## [The problem]
Please copy every line of the records below that holds the word "stars".
== Dataset rows
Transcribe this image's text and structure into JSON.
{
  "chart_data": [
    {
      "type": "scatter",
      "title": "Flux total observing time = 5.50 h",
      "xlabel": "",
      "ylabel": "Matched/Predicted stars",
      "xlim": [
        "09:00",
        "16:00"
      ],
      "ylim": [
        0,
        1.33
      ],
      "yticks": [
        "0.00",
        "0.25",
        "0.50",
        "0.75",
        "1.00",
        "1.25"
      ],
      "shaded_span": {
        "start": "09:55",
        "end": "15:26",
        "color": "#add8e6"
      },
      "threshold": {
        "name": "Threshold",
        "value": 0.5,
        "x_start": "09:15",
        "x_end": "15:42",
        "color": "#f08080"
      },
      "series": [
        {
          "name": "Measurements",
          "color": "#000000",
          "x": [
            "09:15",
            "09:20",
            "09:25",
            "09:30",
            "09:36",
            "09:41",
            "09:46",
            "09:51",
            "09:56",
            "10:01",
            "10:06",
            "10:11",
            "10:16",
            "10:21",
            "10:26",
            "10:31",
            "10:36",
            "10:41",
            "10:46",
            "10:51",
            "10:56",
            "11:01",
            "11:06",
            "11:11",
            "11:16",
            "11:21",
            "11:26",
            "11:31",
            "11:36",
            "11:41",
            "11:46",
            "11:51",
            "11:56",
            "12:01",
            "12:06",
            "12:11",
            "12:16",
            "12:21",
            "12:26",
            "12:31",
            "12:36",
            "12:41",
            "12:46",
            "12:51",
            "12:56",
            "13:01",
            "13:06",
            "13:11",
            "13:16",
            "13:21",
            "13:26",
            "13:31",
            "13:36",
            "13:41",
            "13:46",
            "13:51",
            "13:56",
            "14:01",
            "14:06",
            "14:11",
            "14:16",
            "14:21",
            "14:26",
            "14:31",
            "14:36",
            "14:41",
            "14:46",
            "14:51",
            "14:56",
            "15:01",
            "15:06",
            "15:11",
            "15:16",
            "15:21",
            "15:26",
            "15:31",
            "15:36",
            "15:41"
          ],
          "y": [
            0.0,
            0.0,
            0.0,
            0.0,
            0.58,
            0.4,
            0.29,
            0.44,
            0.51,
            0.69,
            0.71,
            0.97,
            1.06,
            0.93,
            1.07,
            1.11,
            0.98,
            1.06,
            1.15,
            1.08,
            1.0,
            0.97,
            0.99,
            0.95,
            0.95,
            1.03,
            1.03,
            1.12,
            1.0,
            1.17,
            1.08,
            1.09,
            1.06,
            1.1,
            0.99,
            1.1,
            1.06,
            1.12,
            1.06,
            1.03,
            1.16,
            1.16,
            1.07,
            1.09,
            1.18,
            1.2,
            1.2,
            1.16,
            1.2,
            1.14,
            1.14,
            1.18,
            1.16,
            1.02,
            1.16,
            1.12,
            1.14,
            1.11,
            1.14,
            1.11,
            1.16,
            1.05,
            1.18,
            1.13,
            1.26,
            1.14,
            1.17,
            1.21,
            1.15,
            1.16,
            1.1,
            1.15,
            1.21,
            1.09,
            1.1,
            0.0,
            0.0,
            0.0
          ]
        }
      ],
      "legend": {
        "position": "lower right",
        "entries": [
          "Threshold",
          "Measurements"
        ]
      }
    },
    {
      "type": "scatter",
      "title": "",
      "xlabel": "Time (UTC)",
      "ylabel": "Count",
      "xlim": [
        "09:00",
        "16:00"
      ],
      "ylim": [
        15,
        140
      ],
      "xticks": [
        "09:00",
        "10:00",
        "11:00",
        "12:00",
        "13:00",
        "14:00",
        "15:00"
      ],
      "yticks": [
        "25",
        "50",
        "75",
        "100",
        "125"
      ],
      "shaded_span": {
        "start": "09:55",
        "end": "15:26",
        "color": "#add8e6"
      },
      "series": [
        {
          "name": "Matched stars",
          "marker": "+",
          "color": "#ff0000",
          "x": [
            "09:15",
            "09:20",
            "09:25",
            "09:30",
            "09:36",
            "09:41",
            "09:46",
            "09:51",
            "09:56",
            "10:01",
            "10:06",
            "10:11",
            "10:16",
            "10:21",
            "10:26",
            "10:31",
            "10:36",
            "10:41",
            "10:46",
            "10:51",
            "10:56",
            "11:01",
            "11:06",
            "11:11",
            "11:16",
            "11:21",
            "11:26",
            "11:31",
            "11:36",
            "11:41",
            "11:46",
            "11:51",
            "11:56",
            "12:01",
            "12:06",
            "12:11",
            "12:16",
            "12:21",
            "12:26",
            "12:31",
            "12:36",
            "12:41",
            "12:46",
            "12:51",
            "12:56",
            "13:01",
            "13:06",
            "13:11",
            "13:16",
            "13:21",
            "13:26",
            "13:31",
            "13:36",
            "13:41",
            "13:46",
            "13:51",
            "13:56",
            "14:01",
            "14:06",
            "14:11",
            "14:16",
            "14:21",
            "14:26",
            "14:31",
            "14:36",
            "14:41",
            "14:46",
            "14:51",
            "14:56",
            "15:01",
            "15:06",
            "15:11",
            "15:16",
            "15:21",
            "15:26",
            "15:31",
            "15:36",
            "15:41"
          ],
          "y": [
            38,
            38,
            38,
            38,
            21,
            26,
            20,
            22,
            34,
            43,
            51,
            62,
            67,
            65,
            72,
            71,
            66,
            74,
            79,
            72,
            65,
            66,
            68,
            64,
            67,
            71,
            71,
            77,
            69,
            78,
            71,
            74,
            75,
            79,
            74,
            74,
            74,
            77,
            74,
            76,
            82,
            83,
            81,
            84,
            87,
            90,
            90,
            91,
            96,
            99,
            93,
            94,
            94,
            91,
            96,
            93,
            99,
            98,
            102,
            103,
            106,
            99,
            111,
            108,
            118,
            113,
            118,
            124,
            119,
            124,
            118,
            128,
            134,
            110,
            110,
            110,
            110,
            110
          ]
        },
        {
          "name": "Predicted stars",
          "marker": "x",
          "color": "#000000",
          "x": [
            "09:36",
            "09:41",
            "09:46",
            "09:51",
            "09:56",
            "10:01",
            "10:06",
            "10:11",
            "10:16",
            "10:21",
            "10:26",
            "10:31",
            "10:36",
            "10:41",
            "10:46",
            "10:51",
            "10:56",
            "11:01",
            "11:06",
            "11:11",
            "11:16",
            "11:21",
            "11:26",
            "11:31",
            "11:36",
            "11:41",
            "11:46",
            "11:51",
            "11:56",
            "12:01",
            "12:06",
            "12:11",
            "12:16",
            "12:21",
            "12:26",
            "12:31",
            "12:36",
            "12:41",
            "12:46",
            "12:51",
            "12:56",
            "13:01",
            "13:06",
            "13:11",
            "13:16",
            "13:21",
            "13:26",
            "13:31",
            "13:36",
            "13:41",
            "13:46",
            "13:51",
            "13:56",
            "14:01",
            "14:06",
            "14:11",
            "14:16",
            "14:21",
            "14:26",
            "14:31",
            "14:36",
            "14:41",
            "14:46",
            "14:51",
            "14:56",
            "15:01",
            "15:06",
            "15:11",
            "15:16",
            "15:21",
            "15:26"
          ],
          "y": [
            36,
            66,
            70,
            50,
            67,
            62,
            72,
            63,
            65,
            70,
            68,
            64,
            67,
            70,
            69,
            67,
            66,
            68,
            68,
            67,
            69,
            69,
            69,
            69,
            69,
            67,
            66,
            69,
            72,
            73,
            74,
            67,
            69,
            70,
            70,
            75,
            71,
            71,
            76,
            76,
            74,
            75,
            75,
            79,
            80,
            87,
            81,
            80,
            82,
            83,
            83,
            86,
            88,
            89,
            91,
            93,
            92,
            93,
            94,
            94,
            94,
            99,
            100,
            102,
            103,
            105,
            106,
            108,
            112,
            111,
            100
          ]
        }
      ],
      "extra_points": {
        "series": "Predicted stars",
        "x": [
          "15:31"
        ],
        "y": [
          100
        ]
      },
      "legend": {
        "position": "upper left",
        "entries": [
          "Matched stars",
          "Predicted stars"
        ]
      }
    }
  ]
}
====
## [Result of the task]
      "ylabel": "Matched/Predicted stars",
          "name": "Matched stars",
          "name": "Predicted stars",
        "series": "Predicted stars",
          "Matched stars",
          "Predicted stars"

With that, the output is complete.